In the following material, identify every line holding the string "Delete" and return it.

>> START Entries provided

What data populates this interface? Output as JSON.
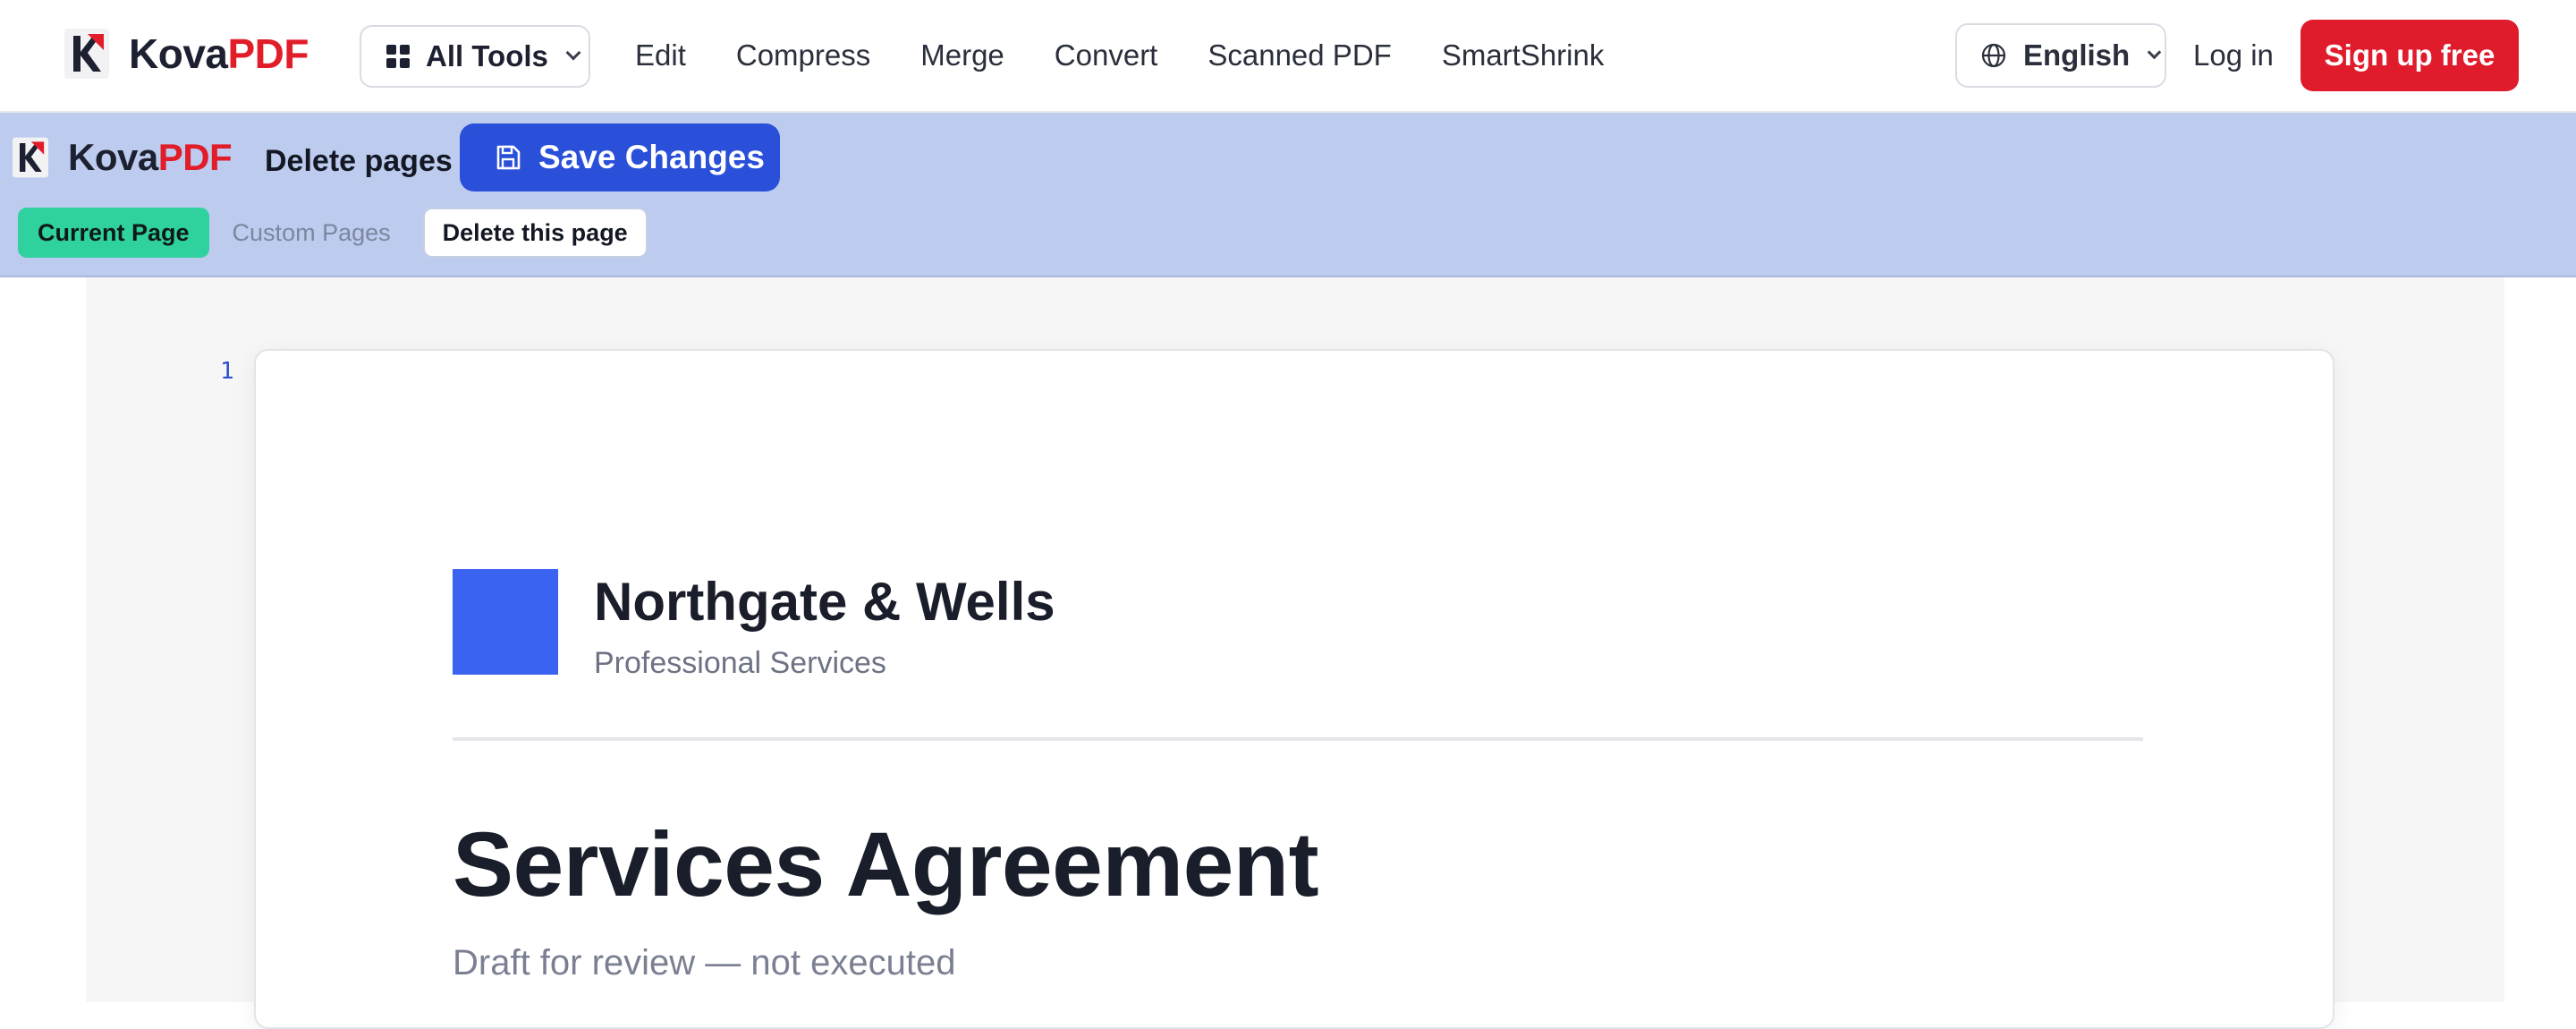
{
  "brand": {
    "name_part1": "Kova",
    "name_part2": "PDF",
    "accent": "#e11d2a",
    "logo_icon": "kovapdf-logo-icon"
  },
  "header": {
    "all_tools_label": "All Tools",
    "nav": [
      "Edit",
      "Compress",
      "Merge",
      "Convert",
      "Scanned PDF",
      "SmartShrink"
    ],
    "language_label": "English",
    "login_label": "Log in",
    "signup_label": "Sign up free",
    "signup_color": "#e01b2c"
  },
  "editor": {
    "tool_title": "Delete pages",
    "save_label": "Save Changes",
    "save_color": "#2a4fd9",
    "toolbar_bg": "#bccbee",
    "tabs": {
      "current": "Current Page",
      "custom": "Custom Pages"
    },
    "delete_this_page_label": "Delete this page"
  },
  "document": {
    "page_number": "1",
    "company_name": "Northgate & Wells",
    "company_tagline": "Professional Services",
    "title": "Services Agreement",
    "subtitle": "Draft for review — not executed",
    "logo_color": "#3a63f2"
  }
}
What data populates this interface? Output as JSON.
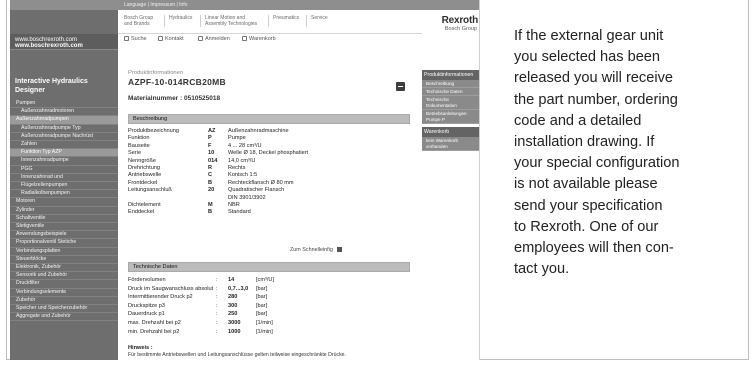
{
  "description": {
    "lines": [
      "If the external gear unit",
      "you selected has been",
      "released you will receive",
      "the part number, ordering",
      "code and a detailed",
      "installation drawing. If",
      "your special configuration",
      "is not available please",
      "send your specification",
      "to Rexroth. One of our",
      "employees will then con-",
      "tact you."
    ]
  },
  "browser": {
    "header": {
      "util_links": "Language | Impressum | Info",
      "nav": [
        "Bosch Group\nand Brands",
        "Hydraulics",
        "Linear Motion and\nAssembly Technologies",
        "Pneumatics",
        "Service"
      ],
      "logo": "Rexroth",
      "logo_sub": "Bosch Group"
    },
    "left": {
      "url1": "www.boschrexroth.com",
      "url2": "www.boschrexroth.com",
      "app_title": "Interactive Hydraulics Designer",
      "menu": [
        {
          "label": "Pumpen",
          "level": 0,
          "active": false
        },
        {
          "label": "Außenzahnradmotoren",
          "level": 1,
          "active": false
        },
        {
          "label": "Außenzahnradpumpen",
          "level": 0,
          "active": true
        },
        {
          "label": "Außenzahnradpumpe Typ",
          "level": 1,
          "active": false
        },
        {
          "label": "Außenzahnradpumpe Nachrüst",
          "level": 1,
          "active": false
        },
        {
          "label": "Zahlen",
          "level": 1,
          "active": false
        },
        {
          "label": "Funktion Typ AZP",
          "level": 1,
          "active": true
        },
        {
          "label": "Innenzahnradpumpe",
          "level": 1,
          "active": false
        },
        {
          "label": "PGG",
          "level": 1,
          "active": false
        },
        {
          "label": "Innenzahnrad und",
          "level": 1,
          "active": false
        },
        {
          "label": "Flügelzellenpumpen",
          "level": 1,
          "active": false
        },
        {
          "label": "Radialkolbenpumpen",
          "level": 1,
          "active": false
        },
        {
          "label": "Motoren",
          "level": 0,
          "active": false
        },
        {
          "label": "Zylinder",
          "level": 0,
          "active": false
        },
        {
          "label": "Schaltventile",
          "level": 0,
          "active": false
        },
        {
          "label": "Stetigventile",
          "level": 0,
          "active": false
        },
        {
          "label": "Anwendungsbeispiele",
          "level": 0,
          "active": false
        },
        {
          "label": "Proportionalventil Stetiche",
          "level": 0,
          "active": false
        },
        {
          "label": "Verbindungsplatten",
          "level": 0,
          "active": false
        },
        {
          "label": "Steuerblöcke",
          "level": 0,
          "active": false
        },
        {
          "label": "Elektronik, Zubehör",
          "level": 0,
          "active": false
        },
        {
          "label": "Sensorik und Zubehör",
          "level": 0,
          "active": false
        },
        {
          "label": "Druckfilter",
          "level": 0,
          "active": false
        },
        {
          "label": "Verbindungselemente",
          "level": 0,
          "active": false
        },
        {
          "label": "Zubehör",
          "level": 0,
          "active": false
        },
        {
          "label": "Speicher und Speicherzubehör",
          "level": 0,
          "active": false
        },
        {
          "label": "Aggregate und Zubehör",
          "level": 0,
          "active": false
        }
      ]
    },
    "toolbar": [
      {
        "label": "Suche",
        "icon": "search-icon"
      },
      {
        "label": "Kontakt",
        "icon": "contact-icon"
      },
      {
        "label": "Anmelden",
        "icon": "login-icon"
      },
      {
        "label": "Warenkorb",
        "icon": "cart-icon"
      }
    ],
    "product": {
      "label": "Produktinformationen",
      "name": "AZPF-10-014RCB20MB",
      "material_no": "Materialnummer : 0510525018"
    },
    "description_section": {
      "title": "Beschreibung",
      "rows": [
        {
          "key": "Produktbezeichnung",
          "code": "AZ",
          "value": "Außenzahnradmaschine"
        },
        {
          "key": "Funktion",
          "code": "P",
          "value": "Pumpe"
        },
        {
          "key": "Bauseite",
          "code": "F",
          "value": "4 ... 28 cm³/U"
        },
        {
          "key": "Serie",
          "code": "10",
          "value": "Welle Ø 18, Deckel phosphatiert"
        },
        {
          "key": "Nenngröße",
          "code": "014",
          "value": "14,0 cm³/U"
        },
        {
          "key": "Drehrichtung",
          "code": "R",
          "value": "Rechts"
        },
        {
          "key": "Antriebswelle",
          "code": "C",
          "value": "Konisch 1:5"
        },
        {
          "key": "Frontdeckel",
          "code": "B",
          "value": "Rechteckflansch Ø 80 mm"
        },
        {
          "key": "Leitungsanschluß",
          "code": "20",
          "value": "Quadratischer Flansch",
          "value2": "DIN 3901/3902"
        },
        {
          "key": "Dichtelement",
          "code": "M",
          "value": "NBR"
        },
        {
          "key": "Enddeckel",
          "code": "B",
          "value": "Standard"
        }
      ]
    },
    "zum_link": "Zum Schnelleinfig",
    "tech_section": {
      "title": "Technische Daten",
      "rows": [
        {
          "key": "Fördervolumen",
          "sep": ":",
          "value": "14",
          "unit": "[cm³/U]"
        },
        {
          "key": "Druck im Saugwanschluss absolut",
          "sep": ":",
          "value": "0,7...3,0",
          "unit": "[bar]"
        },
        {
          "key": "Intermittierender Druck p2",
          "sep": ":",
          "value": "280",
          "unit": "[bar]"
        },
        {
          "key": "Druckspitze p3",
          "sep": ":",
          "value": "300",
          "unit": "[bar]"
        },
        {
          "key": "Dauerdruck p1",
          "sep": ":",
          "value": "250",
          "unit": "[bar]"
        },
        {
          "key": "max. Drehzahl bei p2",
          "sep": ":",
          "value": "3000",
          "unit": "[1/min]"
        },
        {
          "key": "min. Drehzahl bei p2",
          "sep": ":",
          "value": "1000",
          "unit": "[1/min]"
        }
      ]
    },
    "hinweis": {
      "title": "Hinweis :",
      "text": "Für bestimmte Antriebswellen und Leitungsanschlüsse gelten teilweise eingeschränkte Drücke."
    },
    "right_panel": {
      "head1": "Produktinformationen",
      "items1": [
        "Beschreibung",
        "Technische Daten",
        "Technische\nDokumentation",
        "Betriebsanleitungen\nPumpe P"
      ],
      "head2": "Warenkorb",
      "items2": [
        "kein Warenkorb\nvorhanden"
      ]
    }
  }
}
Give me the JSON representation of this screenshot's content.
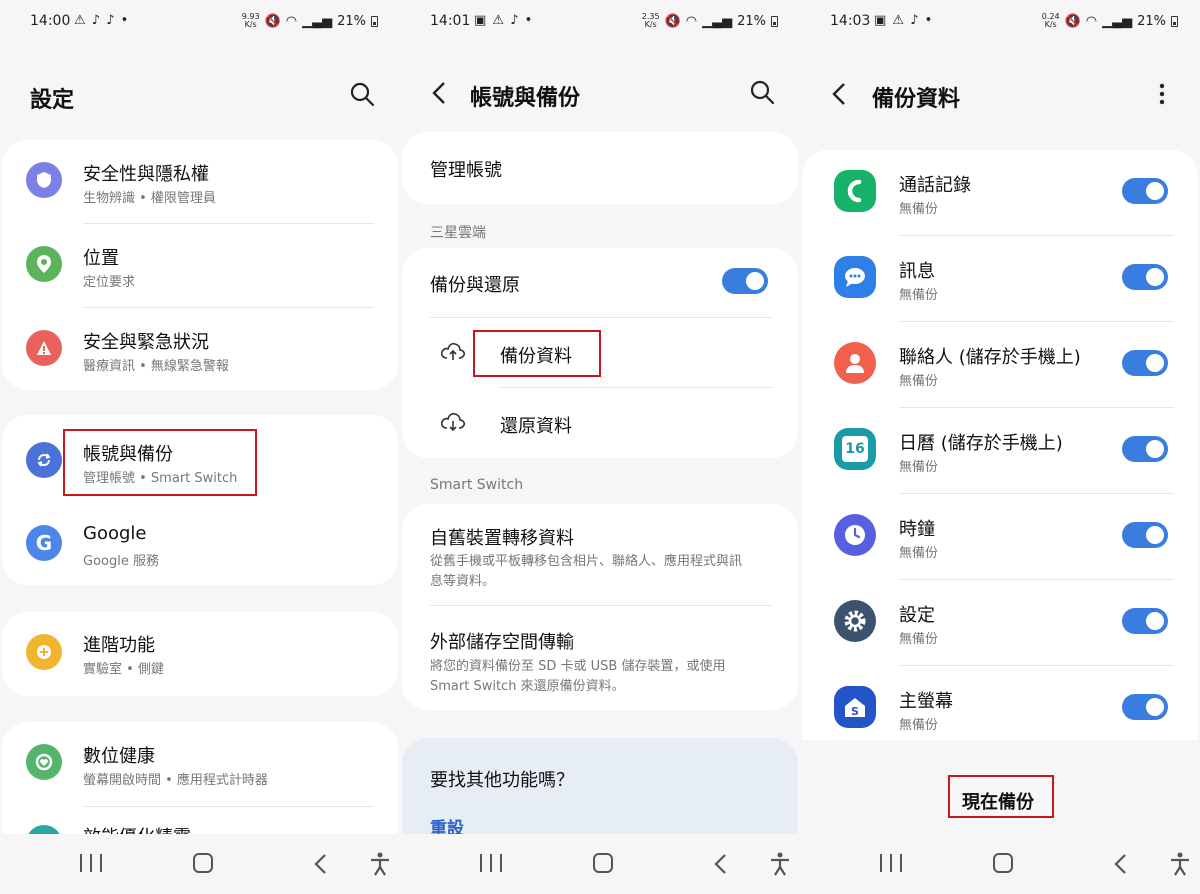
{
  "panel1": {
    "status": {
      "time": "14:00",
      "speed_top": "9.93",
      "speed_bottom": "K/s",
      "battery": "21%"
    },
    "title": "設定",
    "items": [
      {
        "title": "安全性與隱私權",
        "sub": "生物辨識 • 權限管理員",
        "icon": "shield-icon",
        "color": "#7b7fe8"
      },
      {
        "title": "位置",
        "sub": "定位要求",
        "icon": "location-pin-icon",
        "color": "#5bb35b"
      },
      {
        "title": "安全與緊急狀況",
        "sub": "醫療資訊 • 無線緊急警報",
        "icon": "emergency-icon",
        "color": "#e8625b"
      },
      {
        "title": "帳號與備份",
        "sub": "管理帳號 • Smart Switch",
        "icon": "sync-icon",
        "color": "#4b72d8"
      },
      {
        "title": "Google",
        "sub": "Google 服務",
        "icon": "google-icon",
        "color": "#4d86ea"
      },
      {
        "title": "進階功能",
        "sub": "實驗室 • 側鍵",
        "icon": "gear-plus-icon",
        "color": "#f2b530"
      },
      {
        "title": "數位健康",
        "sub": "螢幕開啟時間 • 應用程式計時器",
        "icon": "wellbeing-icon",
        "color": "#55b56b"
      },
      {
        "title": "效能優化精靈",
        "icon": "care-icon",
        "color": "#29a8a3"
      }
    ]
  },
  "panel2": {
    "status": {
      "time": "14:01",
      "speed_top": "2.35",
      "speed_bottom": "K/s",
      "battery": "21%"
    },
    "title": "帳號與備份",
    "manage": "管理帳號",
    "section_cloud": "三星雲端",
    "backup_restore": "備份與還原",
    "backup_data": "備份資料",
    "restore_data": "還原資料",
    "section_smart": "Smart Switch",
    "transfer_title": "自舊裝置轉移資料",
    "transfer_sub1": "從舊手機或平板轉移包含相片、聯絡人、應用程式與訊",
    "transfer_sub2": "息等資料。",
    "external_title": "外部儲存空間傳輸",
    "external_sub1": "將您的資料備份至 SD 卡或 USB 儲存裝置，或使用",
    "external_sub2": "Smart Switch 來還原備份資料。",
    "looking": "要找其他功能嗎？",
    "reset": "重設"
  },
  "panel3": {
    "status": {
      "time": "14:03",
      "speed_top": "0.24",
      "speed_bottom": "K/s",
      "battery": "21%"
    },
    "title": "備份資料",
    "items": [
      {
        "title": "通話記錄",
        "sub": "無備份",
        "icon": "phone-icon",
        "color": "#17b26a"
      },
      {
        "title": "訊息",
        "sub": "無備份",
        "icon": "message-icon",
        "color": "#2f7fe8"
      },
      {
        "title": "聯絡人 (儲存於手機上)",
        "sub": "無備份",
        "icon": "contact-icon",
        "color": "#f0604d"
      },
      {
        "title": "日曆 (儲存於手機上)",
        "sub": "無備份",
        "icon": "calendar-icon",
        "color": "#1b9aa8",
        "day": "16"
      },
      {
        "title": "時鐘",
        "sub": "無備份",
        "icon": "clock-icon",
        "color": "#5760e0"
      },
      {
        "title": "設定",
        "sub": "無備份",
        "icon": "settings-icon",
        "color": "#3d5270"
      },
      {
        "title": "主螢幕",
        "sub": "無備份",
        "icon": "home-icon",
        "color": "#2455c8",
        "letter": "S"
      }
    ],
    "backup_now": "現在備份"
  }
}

>> END Entries provided

• Output of the exercise
    "tool_title": "Delete pages",
    "delete_this_page_label": "Delete this page"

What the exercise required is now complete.